Required task
Gather the lines from the material that contain "chơi".

Records from a data collection
════
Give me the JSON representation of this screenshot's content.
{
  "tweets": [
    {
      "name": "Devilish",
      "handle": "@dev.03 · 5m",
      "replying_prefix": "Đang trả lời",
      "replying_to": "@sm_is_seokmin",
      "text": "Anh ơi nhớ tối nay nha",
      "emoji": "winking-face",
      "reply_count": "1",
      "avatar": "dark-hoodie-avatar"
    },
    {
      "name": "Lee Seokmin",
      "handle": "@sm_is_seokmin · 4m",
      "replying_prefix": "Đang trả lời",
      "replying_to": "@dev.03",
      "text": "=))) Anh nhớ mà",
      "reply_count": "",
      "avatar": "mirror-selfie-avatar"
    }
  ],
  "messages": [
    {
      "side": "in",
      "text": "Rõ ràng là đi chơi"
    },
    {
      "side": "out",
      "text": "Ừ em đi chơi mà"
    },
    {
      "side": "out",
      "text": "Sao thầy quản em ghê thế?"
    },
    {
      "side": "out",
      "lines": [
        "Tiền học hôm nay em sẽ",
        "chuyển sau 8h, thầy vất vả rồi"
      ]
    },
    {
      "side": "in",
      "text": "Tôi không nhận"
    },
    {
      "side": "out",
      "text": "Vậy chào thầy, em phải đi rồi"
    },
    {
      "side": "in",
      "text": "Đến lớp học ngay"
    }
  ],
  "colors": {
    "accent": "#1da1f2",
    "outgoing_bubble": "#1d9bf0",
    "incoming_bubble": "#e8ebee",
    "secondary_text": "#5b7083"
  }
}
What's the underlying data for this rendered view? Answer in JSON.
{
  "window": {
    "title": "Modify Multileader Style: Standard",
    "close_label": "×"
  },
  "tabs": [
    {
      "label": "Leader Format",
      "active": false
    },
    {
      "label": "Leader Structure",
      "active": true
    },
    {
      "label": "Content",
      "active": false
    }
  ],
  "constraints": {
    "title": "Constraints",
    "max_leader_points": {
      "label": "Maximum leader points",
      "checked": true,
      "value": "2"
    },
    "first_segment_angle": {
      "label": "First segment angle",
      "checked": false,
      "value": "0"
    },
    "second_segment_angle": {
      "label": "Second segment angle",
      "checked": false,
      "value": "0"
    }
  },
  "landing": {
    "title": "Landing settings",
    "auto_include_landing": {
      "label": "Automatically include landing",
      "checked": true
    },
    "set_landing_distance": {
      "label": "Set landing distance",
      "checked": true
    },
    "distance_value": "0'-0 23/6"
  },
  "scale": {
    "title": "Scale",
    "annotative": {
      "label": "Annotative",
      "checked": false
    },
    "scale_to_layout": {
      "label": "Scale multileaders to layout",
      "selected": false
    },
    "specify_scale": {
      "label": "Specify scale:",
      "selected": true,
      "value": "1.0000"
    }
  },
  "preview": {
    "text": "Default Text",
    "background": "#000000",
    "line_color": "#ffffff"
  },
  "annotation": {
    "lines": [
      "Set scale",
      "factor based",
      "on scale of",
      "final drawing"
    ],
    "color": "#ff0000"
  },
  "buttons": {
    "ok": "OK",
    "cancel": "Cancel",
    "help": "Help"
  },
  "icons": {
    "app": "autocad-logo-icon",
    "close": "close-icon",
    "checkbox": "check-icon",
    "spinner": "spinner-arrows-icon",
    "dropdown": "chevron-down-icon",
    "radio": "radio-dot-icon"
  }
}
════
Written answer
      "text": "Rõ ràng là đi chơi"
      "text": "Ừ em đi chơi mà"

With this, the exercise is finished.